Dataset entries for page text
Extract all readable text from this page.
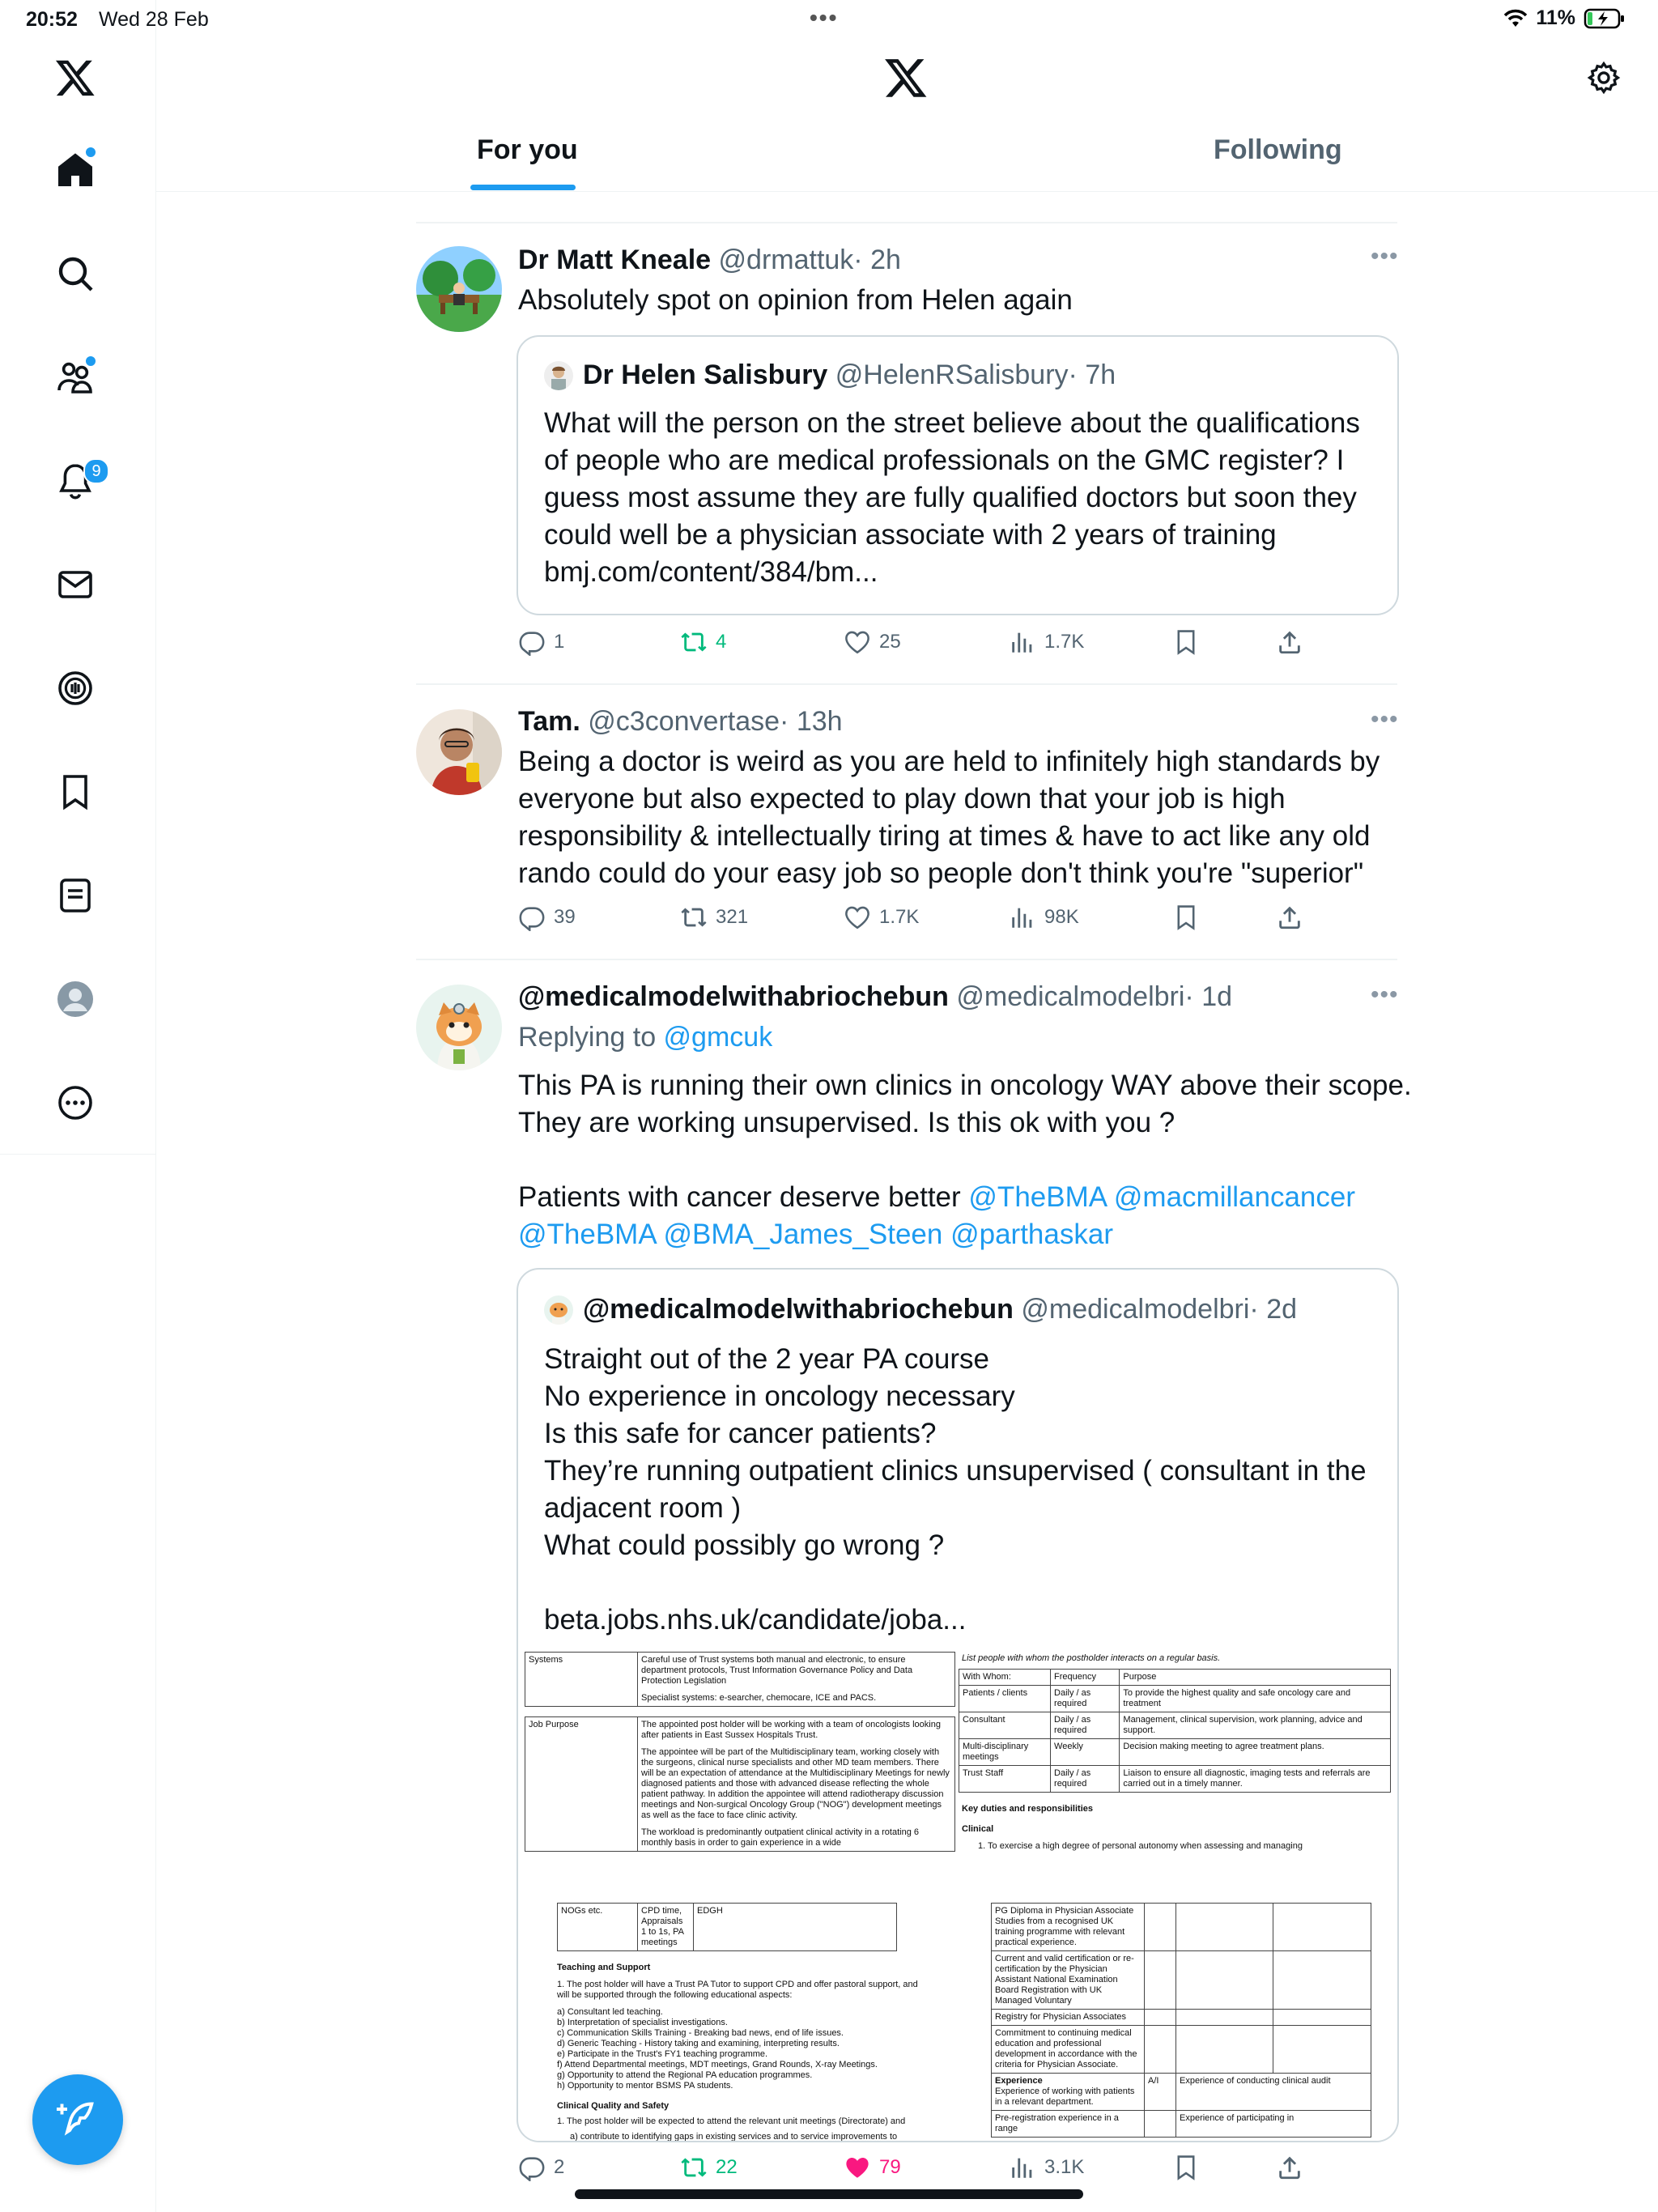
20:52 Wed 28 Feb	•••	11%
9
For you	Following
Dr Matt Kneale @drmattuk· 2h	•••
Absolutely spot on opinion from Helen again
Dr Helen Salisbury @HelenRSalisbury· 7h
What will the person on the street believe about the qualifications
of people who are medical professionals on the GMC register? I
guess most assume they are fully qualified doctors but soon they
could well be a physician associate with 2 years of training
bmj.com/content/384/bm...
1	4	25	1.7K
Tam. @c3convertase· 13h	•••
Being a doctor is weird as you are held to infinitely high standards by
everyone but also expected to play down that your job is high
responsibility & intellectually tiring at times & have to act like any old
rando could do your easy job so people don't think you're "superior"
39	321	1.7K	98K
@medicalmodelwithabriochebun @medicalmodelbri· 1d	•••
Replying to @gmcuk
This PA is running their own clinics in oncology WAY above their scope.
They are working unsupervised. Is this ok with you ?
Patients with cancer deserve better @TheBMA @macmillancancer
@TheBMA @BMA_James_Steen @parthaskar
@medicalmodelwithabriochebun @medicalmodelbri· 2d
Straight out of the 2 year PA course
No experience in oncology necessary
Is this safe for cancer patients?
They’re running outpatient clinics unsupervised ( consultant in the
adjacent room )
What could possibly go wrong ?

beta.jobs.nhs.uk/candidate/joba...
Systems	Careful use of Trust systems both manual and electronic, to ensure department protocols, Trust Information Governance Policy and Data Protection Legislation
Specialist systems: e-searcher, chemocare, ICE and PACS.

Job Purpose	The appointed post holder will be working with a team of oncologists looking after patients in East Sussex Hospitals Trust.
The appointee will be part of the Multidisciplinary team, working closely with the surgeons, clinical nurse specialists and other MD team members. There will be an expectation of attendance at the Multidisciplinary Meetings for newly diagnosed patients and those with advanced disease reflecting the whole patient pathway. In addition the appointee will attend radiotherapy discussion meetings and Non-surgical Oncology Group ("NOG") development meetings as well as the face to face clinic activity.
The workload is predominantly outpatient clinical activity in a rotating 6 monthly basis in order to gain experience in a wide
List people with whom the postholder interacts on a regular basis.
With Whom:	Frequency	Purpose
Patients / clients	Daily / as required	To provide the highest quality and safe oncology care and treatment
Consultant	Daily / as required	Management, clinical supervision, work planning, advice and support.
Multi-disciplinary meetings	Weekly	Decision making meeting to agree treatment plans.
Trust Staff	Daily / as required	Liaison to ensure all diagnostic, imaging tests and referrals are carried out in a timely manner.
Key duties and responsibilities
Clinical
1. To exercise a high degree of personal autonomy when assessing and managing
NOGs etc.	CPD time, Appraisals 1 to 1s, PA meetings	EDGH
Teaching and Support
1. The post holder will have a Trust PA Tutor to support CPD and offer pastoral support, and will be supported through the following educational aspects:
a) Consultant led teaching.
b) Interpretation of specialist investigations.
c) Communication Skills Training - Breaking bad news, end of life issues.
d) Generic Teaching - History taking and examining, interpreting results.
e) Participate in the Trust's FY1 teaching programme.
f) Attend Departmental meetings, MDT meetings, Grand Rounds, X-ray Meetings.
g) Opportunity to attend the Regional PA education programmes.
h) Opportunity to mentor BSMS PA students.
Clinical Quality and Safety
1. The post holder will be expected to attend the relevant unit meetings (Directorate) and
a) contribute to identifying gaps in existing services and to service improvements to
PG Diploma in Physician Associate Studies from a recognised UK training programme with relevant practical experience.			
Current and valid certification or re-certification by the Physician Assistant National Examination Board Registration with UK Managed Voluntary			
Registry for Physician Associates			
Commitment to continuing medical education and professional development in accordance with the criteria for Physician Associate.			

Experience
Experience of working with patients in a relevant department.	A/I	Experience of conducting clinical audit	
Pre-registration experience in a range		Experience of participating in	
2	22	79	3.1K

> [Instructions for the task]
Output all of the records word for word, and keep the pictures out of the copy.

> [Answer box]
Extract all readable text from this page.
20:52 Wed 28 Feb	•••	11%
9
For you	Following
Dr Matt Kneale @drmattuk· 2h	•••
Absolutely spot on opinion from Helen again
Dr Helen Salisbury @HelenRSalisbury· 7h
What will the person on the street believe about the qualifications
of people who are medical professionals on the GMC register? I
guess most assume they are fully qualified doctors but soon they
could well be a physician associate with 2 years of training
bmj.com/content/384/bm...
1	4	25	1.7K
Tam. @c3convertase· 13h	•••
Being a doctor is weird as you are held to infinitely high standards by
everyone but also expected to play down that your job is high
responsibility & intellectually tiring at times & have to act like any old
rando could do your easy job so people don't think you're "superior"
39	321	1.7K	98K
@medicalmodelwithabriochebun @medicalmodelbri· 1d	•••
Replying to @gmcuk
This PA is running their own clinics in oncology WAY above their scope.
They are working unsupervised. Is this ok with you ?
Patients with cancer deserve better @TheBMA @macmillancancer
@TheBMA @BMA_James_Steen @parthaskar
@medicalmodelwithabriochebun @medicalmodelbri· 2d
Straight out of the 2 year PA course
No experience in oncology necessary
Is this safe for cancer patients?
They’re running outpatient clinics unsupervised ( consultant in the
adjacent room )
What could possibly go wrong ?

beta.jobs.nhs.uk/candidate/joba...
Systems	Careful use of Trust systems both manual and electronic, to ensure department protocols, Trust Information Governance Policy and Data Protection Legislation
Specialist systems: e-searcher, chemocare, ICE and PACS.

Job Purpose	The appointed post holder will be working with a team of oncologists looking after patients in East Sussex Hospitals Trust.
The appointee will be part of the Multidisciplinary team, working closely with the surgeons, clinical nurse specialists and other MD team members. There will be an expectation of attendance at the Multidisciplinary Meetings for newly diagnosed patients and those with advanced disease reflecting the whole patient pathway. In addition the appointee will attend radiotherapy discussion meetings and Non-surgical Oncology Group ("NOG") development meetings as well as the face to face clinic activity.
The workload is predominantly outpatient clinical activity in a rotating 6 monthly basis in order to gain experience in a wide
List people with whom the postholder interacts on a regular basis.
With Whom:	Frequency	Purpose
Patients / clients	Daily / as required	To provide the highest quality and safe oncology care and treatment
Consultant	Daily / as required	Management, clinical supervision, work planning, advice and support.
Multi-disciplinary meetings	Weekly	Decision making meeting to agree treatment plans.
Trust Staff	Daily / as required	Liaison to ensure all diagnostic, imaging tests and referrals are carried out in a timely manner.
Key duties and responsibilities
Clinical
1. To exercise a high degree of personal autonomy when assessing and managing
NOGs etc.	CPD time, Appraisals 1 to 1s, PA meetings	EDGH
Teaching and Support
1. The post holder will have a Trust PA Tutor to support CPD and offer pastoral support, and will be supported through the following educational aspects:
a) Consultant led teaching.
b) Interpretation of specialist investigations.
c) Communication Skills Training - Breaking bad news, end of life issues.
d) Generic Teaching - History taking and examining, interpreting results.
e) Participate in the Trust's FY1 teaching programme.
f) Attend Departmental meetings, MDT meetings, Grand Rounds, X-ray Meetings.
g) Opportunity to attend the Regional PA education programmes.
h) Opportunity to mentor BSMS PA students.
Clinical Quality and Safety
1. The post holder will be expected to attend the relevant unit meetings (Directorate) and
a) contribute to identifying gaps in existing services and to service improvements to
PG Diploma in Physician Associate Studies from a recognised UK training programme with relevant practical experience.			
Current and valid certification or re-certification by the Physician Assistant National Examination Board Registration with UK Managed Voluntary			
Registry for Physician Associates			
Commitment to continuing medical education and professional development in accordance with the criteria for Physician Associate.			

Experience
Experience of working with patients in a relevant department.	A/I	Experience of conducting clinical audit	
Pre-registration experience in a range		Experience of participating in	
2	22	79	3.1K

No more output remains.